== WRITTEN REQUEST ==
Gather each line containing the string "JSON" from these entries.

[Extracts from a graphics dataset]
-- begin --
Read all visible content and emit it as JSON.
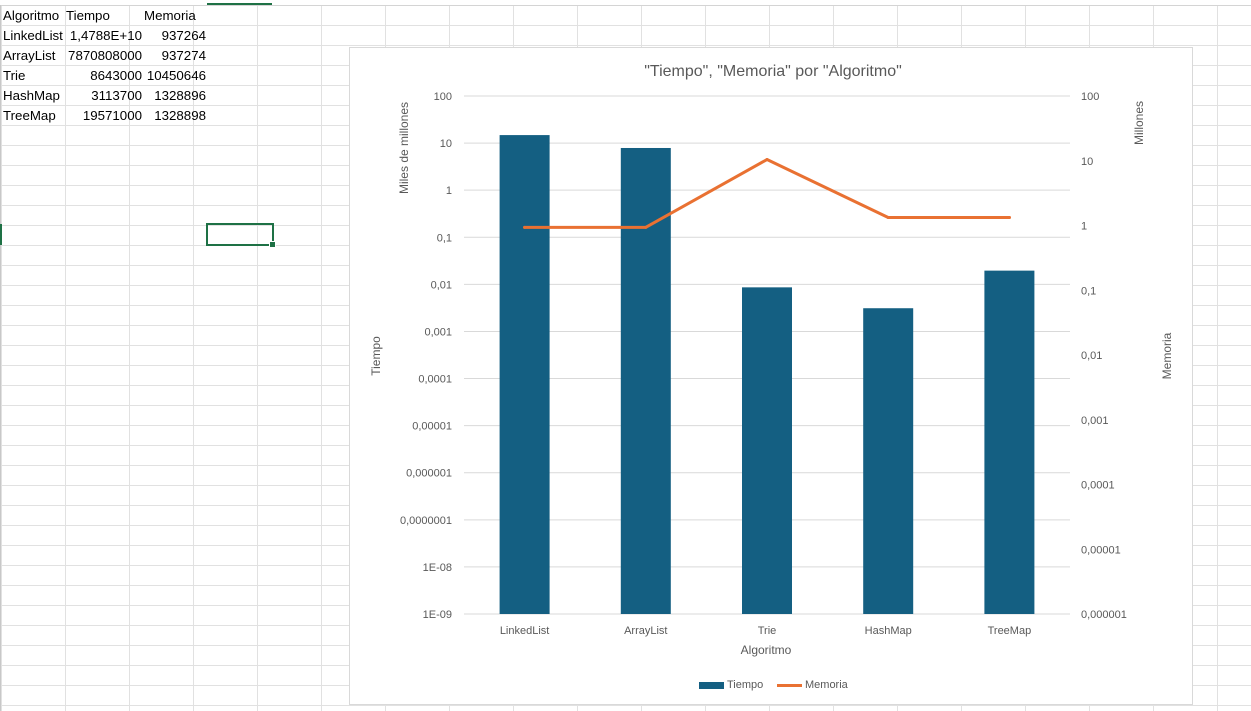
{
  "sheet": {
    "headers": [
      "Algoritmo",
      "Tiempo",
      "Memoria"
    ],
    "rows": [
      [
        "LinkedList",
        "1,4788E+10",
        "937264"
      ],
      [
        "ArrayList",
        "7870808000",
        "937274"
      ],
      [
        "Trie",
        "8643000",
        "10450646"
      ],
      [
        "HashMap",
        "3113700",
        "1328896"
      ],
      [
        "TreeMap",
        "19571000",
        "1328898"
      ]
    ]
  },
  "chart_data": {
    "type": "bar",
    "title": "\"Tiempo\", \"Memoria\" por \"Algoritmo\"",
    "xlabel": "Algoritmo",
    "ylabel": "Tiempo",
    "y2label": "Memoria",
    "y_display_units": "Miles de millones",
    "y2_display_units": "Millones",
    "categories": [
      "LinkedList",
      "ArrayList",
      "Trie",
      "HashMap",
      "TreeMap"
    ],
    "y_scale": "log",
    "y_ticks": [
      "100",
      "10",
      "1",
      "0,1",
      "0,01",
      "0,001",
      "0,0001",
      "0,00001",
      "0,000001",
      "0,0000001",
      "1E-08",
      "1E-09"
    ],
    "ylim": [
      1e-09,
      100
    ],
    "y2_scale": "log",
    "y2_ticks": [
      "100",
      "10",
      "1",
      "0,1",
      "0,01",
      "0,001",
      "0,0001",
      "0,00001",
      "0,000001"
    ],
    "y2lim": [
      1e-06,
      100
    ],
    "legend_position": "bottom",
    "grid": true,
    "series": [
      {
        "name": "Tiempo",
        "kind": "bar",
        "axis": "left",
        "color": "#145f82",
        "values": [
          14.788,
          7.870808,
          0.008643,
          0.0031137,
          0.019571
        ]
      },
      {
        "name": "Memoria",
        "kind": "line",
        "axis": "right",
        "color": "#e97132",
        "values": [
          0.937264,
          0.937274,
          10.450646,
          1.328896,
          1.328898
        ]
      }
    ]
  }
}
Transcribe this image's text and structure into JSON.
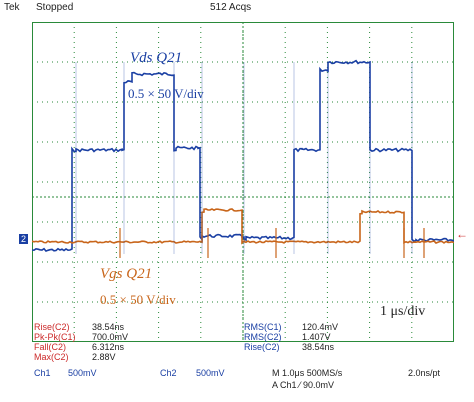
-- end --
== WRITTEN RESPONSE ==
Read all visible content and emit it as JSON.
Transcribe this image's text and structure into JSON.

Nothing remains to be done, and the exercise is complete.